Please return the full listing below without altering anything.

>> BEGIN

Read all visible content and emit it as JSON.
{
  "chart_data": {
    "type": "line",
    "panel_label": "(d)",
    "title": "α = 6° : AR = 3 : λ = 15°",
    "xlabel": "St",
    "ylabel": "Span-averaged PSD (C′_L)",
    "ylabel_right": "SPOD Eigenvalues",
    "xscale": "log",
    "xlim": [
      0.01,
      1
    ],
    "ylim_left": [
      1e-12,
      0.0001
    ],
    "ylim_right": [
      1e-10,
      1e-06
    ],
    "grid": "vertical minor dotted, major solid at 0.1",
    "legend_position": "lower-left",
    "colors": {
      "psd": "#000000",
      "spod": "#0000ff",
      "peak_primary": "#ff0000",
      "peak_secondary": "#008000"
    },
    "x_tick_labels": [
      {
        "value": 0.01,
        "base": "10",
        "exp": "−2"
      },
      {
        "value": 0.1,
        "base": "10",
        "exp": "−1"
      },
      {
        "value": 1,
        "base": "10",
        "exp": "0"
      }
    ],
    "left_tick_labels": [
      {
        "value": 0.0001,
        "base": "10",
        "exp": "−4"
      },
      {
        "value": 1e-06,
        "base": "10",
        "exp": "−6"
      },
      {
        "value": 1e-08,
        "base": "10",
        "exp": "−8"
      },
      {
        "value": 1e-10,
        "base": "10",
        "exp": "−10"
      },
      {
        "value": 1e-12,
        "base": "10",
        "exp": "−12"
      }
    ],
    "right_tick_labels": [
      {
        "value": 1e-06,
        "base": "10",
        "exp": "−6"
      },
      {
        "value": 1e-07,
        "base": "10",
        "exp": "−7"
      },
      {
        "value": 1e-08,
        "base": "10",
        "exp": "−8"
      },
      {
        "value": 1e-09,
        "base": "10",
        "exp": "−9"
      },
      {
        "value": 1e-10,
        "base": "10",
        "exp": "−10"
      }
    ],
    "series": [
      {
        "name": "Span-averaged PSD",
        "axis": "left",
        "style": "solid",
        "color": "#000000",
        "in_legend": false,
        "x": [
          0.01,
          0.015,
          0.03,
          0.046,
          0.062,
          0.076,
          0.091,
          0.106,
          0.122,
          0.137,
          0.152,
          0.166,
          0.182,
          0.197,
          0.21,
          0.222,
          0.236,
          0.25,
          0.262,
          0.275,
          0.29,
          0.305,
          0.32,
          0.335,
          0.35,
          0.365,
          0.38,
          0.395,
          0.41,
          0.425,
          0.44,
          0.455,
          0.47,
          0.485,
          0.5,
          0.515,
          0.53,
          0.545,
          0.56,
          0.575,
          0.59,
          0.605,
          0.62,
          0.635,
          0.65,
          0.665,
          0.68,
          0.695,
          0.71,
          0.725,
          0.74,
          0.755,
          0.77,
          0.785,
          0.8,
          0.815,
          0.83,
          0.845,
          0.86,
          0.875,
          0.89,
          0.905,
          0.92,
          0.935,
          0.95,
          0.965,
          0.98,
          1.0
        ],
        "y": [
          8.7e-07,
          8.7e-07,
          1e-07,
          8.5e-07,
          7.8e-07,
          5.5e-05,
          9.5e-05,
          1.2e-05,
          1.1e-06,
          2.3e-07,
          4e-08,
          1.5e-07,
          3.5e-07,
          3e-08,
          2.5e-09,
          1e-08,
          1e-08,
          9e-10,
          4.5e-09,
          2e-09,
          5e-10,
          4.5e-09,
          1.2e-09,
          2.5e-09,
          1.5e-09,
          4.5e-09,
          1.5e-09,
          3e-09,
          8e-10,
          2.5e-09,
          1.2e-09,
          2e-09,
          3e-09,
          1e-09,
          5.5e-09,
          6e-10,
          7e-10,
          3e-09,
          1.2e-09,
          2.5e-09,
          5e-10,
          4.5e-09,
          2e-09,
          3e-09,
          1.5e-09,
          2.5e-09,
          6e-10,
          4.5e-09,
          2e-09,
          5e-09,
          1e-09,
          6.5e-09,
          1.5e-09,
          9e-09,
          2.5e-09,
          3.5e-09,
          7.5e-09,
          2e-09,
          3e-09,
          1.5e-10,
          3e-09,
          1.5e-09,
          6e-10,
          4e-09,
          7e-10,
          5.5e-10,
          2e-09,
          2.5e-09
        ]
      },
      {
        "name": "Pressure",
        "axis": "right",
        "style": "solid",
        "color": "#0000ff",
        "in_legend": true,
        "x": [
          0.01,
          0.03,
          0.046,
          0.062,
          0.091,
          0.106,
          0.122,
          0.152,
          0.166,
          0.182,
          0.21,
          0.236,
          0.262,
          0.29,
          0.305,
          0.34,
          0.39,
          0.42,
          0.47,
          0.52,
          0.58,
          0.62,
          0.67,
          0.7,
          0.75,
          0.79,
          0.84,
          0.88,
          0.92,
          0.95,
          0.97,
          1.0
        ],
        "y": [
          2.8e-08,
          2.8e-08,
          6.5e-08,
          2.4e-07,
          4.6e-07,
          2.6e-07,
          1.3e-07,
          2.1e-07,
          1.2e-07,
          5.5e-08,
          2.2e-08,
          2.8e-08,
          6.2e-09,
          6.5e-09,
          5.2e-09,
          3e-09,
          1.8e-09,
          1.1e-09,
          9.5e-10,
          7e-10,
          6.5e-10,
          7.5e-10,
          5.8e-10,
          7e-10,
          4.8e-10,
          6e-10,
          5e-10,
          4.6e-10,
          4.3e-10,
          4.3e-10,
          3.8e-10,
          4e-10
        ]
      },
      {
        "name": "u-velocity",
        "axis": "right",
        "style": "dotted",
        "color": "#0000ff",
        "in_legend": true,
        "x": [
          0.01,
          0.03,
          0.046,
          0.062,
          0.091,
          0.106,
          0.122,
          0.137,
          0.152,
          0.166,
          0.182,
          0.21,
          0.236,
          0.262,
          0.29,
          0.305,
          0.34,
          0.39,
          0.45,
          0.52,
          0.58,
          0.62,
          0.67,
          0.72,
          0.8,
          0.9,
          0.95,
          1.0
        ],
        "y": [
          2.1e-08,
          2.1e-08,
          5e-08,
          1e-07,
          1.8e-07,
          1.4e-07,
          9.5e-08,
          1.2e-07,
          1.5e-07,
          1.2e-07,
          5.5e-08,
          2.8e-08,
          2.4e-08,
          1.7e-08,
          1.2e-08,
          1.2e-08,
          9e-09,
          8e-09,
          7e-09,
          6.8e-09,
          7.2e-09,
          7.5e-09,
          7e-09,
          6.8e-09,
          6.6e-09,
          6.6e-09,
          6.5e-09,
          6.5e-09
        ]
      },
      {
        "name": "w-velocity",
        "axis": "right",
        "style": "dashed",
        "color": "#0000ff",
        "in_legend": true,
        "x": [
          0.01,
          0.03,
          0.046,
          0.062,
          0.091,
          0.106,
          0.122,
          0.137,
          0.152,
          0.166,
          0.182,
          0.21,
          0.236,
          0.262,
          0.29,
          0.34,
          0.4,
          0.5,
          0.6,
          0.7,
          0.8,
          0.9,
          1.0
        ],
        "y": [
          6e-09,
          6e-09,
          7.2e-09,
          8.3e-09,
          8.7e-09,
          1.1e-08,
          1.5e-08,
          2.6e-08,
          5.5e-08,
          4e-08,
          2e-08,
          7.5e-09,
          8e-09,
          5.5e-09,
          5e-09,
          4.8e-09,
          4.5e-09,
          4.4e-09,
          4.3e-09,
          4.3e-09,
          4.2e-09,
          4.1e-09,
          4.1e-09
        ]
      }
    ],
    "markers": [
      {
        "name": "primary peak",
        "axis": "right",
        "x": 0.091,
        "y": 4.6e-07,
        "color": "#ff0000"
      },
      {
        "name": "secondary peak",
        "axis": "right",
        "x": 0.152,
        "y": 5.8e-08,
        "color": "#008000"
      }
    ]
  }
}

>> END

Result below:
Read all visible content and emit it as JSON.
{
  "chart_data": {
    "type": "line",
    "panel_label": "(d)",
    "title": "α = 6° : AR = 3 : λ = 15°",
    "xlabel": "St",
    "ylabel": "Span-averaged PSD (C′_L)",
    "ylabel_right": "SPOD Eigenvalues",
    "xscale": "log",
    "xlim": [
      0.01,
      1
    ],
    "ylim_left": [
      1e-12,
      0.0001
    ],
    "ylim_right": [
      1e-10,
      1e-06
    ],
    "grid": "vertical minor dotted, major solid at 0.1",
    "legend_position": "lower-left",
    "colors": {
      "psd": "#000000",
      "spod": "#0000ff",
      "peak_primary": "#ff0000",
      "peak_secondary": "#008000"
    },
    "x_tick_labels": [
      {
        "value": 0.01,
        "base": "10",
        "exp": "−2"
      },
      {
        "value": 0.1,
        "base": "10",
        "exp": "−1"
      },
      {
        "value": 1,
        "base": "10",
        "exp": "0"
      }
    ],
    "left_tick_labels": [
      {
        "value": 0.0001,
        "base": "10",
        "exp": "−4"
      },
      {
        "value": 1e-06,
        "base": "10",
        "exp": "−6"
      },
      {
        "value": 1e-08,
        "base": "10",
        "exp": "−8"
      },
      {
        "value": 1e-10,
        "base": "10",
        "exp": "−10"
      },
      {
        "value": 1e-12,
        "base": "10",
        "exp": "−12"
      }
    ],
    "right_tick_labels": [
      {
        "value": 1e-06,
        "base": "10",
        "exp": "−6"
      },
      {
        "value": 1e-07,
        "base": "10",
        "exp": "−7"
      },
      {
        "value": 1e-08,
        "base": "10",
        "exp": "−8"
      },
      {
        "value": 1e-09,
        "base": "10",
        "exp": "−9"
      },
      {
        "value": 1e-10,
        "base": "10",
        "exp": "−10"
      }
    ],
    "series": [
      {
        "name": "Span-averaged PSD",
        "axis": "left",
        "style": "solid",
        "color": "#000000",
        "in_legend": false,
        "x": [
          0.01,
          0.015,
          0.03,
          0.046,
          0.062,
          0.076,
          0.091,
          0.106,
          0.122,
          0.137,
          0.152,
          0.166,
          0.182,
          0.197,
          0.21,
          0.222,
          0.236,
          0.25,
          0.262,
          0.275,
          0.29,
          0.305,
          0.32,
          0.335,
          0.35,
          0.365,
          0.38,
          0.395,
          0.41,
          0.425,
          0.44,
          0.455,
          0.47,
          0.485,
          0.5,
          0.515,
          0.53,
          0.545,
          0.56,
          0.575,
          0.59,
          0.605,
          0.62,
          0.635,
          0.65,
          0.665,
          0.68,
          0.695,
          0.71,
          0.725,
          0.74,
          0.755,
          0.77,
          0.785,
          0.8,
          0.815,
          0.83,
          0.845,
          0.86,
          0.875,
          0.89,
          0.905,
          0.92,
          0.935,
          0.95,
          0.965,
          0.98,
          1.0
        ],
        "y": [
          8.7e-07,
          8.7e-07,
          1e-07,
          8.5e-07,
          7.8e-07,
          5.5e-05,
          9.5e-05,
          1.2e-05,
          1.1e-06,
          2.3e-07,
          4e-08,
          1.5e-07,
          3.5e-07,
          3e-08,
          2.5e-09,
          1e-08,
          1e-08,
          9e-10,
          4.5e-09,
          2e-09,
          5e-10,
          4.5e-09,
          1.2e-09,
          2.5e-09,
          1.5e-09,
          4.5e-09,
          1.5e-09,
          3e-09,
          8e-10,
          2.5e-09,
          1.2e-09,
          2e-09,
          3e-09,
          1e-09,
          5.5e-09,
          6e-10,
          7e-10,
          3e-09,
          1.2e-09,
          2.5e-09,
          5e-10,
          4.5e-09,
          2e-09,
          3e-09,
          1.5e-09,
          2.5e-09,
          6e-10,
          4.5e-09,
          2e-09,
          5e-09,
          1e-09,
          6.5e-09,
          1.5e-09,
          9e-09,
          2.5e-09,
          3.5e-09,
          7.5e-09,
          2e-09,
          3e-09,
          1.5e-10,
          3e-09,
          1.5e-09,
          6e-10,
          4e-09,
          7e-10,
          5.5e-10,
          2e-09,
          2.5e-09
        ]
      },
      {
        "name": "Pressure",
        "axis": "right",
        "style": "solid",
        "color": "#0000ff",
        "in_legend": true,
        "x": [
          0.01,
          0.03,
          0.046,
          0.062,
          0.091,
          0.106,
          0.122,
          0.152,
          0.166,
          0.182,
          0.21,
          0.236,
          0.262,
          0.29,
          0.305,
          0.34,
          0.39,
          0.42,
          0.47,
          0.52,
          0.58,
          0.62,
          0.67,
          0.7,
          0.75,
          0.79,
          0.84,
          0.88,
          0.92,
          0.95,
          0.97,
          1.0
        ],
        "y": [
          2.8e-08,
          2.8e-08,
          6.5e-08,
          2.4e-07,
          4.6e-07,
          2.6e-07,
          1.3e-07,
          2.1e-07,
          1.2e-07,
          5.5e-08,
          2.2e-08,
          2.8e-08,
          6.2e-09,
          6.5e-09,
          5.2e-09,
          3e-09,
          1.8e-09,
          1.1e-09,
          9.5e-10,
          7e-10,
          6.5e-10,
          7.5e-10,
          5.8e-10,
          7e-10,
          4.8e-10,
          6e-10,
          5e-10,
          4.6e-10,
          4.3e-10,
          4.3e-10,
          3.8e-10,
          4e-10
        ]
      },
      {
        "name": "u-velocity",
        "axis": "right",
        "style": "dotted",
        "color": "#0000ff",
        "in_legend": true,
        "x": [
          0.01,
          0.03,
          0.046,
          0.062,
          0.091,
          0.106,
          0.122,
          0.137,
          0.152,
          0.166,
          0.182,
          0.21,
          0.236,
          0.262,
          0.29,
          0.305,
          0.34,
          0.39,
          0.45,
          0.52,
          0.58,
          0.62,
          0.67,
          0.72,
          0.8,
          0.9,
          0.95,
          1.0
        ],
        "y": [
          2.1e-08,
          2.1e-08,
          5e-08,
          1e-07,
          1.8e-07,
          1.4e-07,
          9.5e-08,
          1.2e-07,
          1.5e-07,
          1.2e-07,
          5.5e-08,
          2.8e-08,
          2.4e-08,
          1.7e-08,
          1.2e-08,
          1.2e-08,
          9e-09,
          8e-09,
          7e-09,
          6.8e-09,
          7.2e-09,
          7.5e-09,
          7e-09,
          6.8e-09,
          6.6e-09,
          6.6e-09,
          6.5e-09,
          6.5e-09
        ]
      },
      {
        "name": "w-velocity",
        "axis": "right",
        "style": "dashed",
        "color": "#0000ff",
        "in_legend": true,
        "x": [
          0.01,
          0.03,
          0.046,
          0.062,
          0.091,
          0.106,
          0.122,
          0.137,
          0.152,
          0.166,
          0.182,
          0.21,
          0.236,
          0.262,
          0.29,
          0.34,
          0.4,
          0.5,
          0.6,
          0.7,
          0.8,
          0.9,
          1.0
        ],
        "y": [
          6e-09,
          6e-09,
          7.2e-09,
          8.3e-09,
          8.7e-09,
          1.1e-08,
          1.5e-08,
          2.6e-08,
          5.5e-08,
          4e-08,
          2e-08,
          7.5e-09,
          8e-09,
          5.5e-09,
          5e-09,
          4.8e-09,
          4.5e-09,
          4.4e-09,
          4.3e-09,
          4.3e-09,
          4.2e-09,
          4.1e-09,
          4.1e-09
        ]
      }
    ],
    "markers": [
      {
        "name": "primary peak",
        "axis": "right",
        "x": 0.091,
        "y": 4.6e-07,
        "color": "#ff0000"
      },
      {
        "name": "secondary peak",
        "axis": "right",
        "x": 0.152,
        "y": 5.8e-08,
        "color": "#008000"
      }
    ]
  }
}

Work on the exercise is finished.